## Written task
Format the lines below as a Markdown table with columns No. and Line, one row per line, skipping blank lines and omitting the picture.
☆ ☆ ☆
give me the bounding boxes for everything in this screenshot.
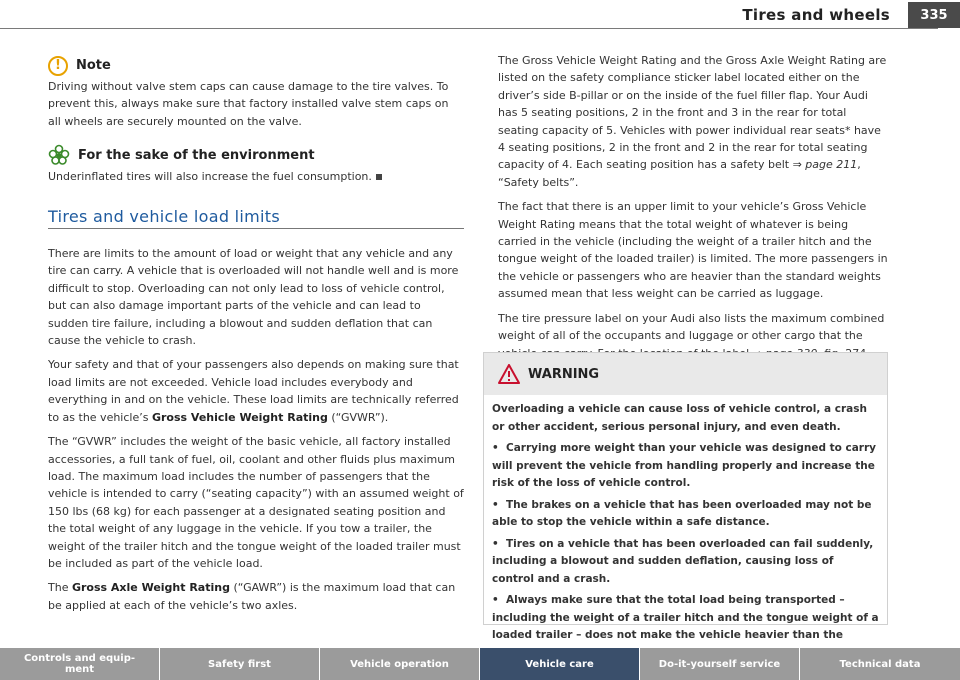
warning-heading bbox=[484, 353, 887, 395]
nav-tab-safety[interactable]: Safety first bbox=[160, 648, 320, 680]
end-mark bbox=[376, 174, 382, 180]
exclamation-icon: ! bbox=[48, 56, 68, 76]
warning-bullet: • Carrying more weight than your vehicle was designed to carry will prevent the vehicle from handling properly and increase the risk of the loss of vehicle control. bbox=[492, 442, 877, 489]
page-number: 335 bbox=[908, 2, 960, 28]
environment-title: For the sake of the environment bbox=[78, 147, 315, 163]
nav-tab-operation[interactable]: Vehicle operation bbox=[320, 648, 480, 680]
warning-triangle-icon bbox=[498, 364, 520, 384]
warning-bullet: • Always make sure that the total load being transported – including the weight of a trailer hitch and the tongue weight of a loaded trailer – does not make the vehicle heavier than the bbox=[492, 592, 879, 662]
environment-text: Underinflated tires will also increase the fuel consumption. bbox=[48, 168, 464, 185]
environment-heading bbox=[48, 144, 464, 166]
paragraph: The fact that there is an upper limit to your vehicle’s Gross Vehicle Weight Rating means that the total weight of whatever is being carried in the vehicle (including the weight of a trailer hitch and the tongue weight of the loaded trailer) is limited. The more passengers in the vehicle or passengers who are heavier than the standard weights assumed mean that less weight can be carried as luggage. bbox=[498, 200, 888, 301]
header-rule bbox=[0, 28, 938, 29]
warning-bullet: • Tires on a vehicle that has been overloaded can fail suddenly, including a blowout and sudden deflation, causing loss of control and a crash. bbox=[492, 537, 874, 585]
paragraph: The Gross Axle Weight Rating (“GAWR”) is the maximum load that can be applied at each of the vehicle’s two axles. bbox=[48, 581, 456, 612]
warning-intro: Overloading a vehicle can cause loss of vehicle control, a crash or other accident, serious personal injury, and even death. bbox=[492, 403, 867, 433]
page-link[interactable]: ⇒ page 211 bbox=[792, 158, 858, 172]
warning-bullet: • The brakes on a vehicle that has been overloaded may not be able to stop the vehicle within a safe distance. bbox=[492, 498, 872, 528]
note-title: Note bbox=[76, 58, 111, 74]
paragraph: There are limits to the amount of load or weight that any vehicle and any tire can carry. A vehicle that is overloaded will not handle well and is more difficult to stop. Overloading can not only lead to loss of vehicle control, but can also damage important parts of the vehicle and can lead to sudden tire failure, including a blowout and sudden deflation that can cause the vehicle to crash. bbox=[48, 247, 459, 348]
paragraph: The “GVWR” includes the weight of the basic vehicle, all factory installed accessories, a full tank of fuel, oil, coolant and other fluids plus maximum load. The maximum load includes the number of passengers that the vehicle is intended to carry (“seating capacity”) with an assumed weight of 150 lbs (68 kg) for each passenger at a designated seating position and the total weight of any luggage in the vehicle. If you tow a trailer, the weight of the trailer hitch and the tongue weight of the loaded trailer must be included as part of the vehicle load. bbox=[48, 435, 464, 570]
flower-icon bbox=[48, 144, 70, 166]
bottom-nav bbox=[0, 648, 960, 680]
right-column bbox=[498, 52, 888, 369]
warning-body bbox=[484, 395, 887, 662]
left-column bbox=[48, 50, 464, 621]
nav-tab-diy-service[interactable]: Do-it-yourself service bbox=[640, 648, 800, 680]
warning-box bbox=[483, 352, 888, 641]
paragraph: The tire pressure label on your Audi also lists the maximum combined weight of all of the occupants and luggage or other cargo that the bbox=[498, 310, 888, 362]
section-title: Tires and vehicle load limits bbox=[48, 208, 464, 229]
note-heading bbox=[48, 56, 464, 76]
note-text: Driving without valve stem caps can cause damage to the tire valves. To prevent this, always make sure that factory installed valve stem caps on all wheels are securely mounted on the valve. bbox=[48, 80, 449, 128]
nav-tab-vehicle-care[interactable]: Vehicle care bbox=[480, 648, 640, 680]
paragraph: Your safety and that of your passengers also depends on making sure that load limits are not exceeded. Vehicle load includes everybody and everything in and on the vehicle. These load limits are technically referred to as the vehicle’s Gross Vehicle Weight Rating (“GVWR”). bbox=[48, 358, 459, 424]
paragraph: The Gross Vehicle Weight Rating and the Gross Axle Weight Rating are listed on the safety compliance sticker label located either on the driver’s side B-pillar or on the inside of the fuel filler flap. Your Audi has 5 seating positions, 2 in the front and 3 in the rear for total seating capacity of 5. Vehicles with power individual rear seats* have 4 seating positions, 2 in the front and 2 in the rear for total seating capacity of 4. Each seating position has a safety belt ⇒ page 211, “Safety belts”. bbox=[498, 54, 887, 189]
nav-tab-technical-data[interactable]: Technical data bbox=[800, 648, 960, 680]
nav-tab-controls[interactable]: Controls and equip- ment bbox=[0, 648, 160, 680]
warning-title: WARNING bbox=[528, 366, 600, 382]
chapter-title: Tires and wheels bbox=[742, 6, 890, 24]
☆ ☆ ☆
## Correct response
| No. | Line |
|---|---|
| 1 | give me the bounding boxes for everything in this screenshot. |
| 2 | warning-heading bbox=[484, 353, 887, 395] |
| 3 | nav-tab-safety[interactable]: Safety first bbox=[160, 648, 320, 680] |
| 4 | end-mark bbox=[376, 174, 382, 180] |
| 5 | exclamation-icon: ! bbox=[48, 56, 68, 76] |
| 6 | warning-bullet: • Carrying more weight than your vehicle was designed to carry will prevent the vehicle from handling properly and increase the risk of the loss of vehicle control. bbox=[492, 442, 877, 489] |
| 7 | page-number: 335 bbox=[908, 2, 960, 28] |
| 8 | environment-title: For the sake of the environment bbox=[78, 147, 315, 163] |
| 9 | nav-tab-operation[interactable]: Vehicle operation bbox=[320, 648, 480, 680] |
| 10 | warning-triangle-icon bbox=[498, 364, 520, 384] |
| 11 | warning-bullet: • Always make sure that the total load being transported – including the weight of a trailer hitch and the tongue weight of a loaded trailer – does not make the vehicle heavier than the bbox=[492, 592, 879, 662] |
| 12 | environment-text: Underinflated tires will also increase the fuel consumption. bbox=[48, 168, 464, 185] |
| 13 | environment-heading bbox=[48, 144, 464, 166] |
| 14 | paragraph: The fact that there is an upper limit to your vehicle’s Gross Vehicle Weight Rating means that the total weight of whatever is being carried in the vehicle (including the weight of a trailer hitch and the tongue weight of the loaded trailer) is limited. The more passengers in the vehicle or passengers who are heavier than the standard weights assumed mean that less weight can be carried as luggage. bbox=[498, 200, 888, 301] |
| 15 | header-rule bbox=[0, 28, 938, 29] |
| 16 | warning-bullet: • Tires on a vehicle that has been overloaded can fail suddenly, including a blowout and sudden deflation, causing loss of control and a crash. bbox=[492, 537, 874, 585] |
| 17 | paragraph: The Gross Axle Weight Rating (“GAWR”) is the maximum load that can be applied at each of the vehicle’s two axles. bbox=[48, 581, 456, 612] |
| 18 | warning-intro: Overloading a vehicle can cause loss of vehicle control, a crash or other accident, serious personal injury, and even death. bbox=[492, 403, 867, 433] |
| 19 | page-link[interactable]: ⇒ page 211 bbox=[792, 158, 858, 172] |
| 20 | warning-bullet: • The brakes on a vehicle that has been overloaded may not be able to stop the vehicle within a safe distance. bbox=[492, 498, 872, 528] |
| 21 | note-title: Note bbox=[76, 58, 111, 74] |
| 22 | paragraph: There are limits to the amount of load or weight that any vehicle and any tire can carry. A vehicle that is overloaded will not handle well and is more difficult to stop. Overloading can not only lead to loss of vehicle control, but can also damage important parts of the vehicle and can lead to sudden tire failure, including a blowout and sudden deflation that can cause the vehicle to crash. bbox=[48, 247, 459, 348] |
| 23 | paragraph: The “GVWR” includes the weight of the basic vehicle, all factory installed accessories, a full tank of fuel, oil, coolant and other fluids plus maximum load. The maximum load includes the number of passengers that the vehicle is intended to carry (“seating capacity”) with an assumed weight of 150 lbs (68 kg) for each passenger at a designated seating position and the total weight of any luggage in the vehicle. If you tow a trailer, the weight of the trailer hitch and the tongue weight of the loaded trailer must be included as part of the vehicle load. bbox=[48, 435, 464, 570] |
| 24 | flower-icon bbox=[48, 144, 70, 166] |
| 25 | bottom-nav bbox=[0, 648, 960, 680] |
| 26 | right-column bbox=[498, 52, 888, 369] |
| 27 | warning-body bbox=[484, 395, 887, 662] |
| 28 | left-column bbox=[48, 50, 464, 621] |
| 29 | nav-tab-diy-service[interactable]: Do-it-yourself service bbox=[640, 648, 800, 680] |
| 30 | warning-box bbox=[483, 352, 888, 641] |
| 31 | paragraph: The tire pressure label on your Audi also lists the maximum combined weight of all of the occupants and luggage or other cargo that the bbox=[498, 310, 888, 362] |
| 32 | section-title: Tires and vehicle load limits bbox=[48, 208, 464, 229] |
| 33 | note-heading bbox=[48, 56, 464, 76] |
| 34 | note-text: Driving without valve stem caps can cause damage to the tire valves. To prevent this, always make sure that factory installed valve stem caps on all wheels are securely mounted on the valve. bbox=[48, 80, 449, 128] |
| 35 | nav-tab-vehicle-care[interactable]: Vehicle care bbox=[480, 648, 640, 680] |
| 36 | paragraph: Your safety and that of your passengers also depends on making sure that load limits are not exceeded. Vehicle load includes everybody and everything in and on the vehicle. These load limits are technically referred to as the vehicle’s Gross Vehicle Weight Rating (“GVWR”). bbox=[48, 358, 459, 424] |
| 37 | paragraph: The Gross Vehicle Weight Rating and the Gross Axle Weight Rating are listed on the safety compliance sticker label located either on the driver’s side B-pillar or on the inside of the fuel filler flap. Your Audi has 5 seating positions, 2 in the front and 3 in the rear for total seating capacity of 5. Vehicles with power individual rear seats* have 4 seating positions, 2 in the front and 2 in the rear for total seating capacity of 4. Each seating position has a safety belt ⇒ page 211, “Safety belts”. bbox=[498, 54, 887, 189] |
| 38 | nav-tab-technical-data[interactable]: Technical data bbox=[800, 648, 960, 680] |
| 39 | nav-tab-controls[interactable]: Controls and equip- ment bbox=[0, 648, 160, 680] |
| 40 | warning-title: WARNING bbox=[528, 366, 600, 382] |
| 41 | chapter-title: Tires and wheels bbox=[742, 6, 890, 24] |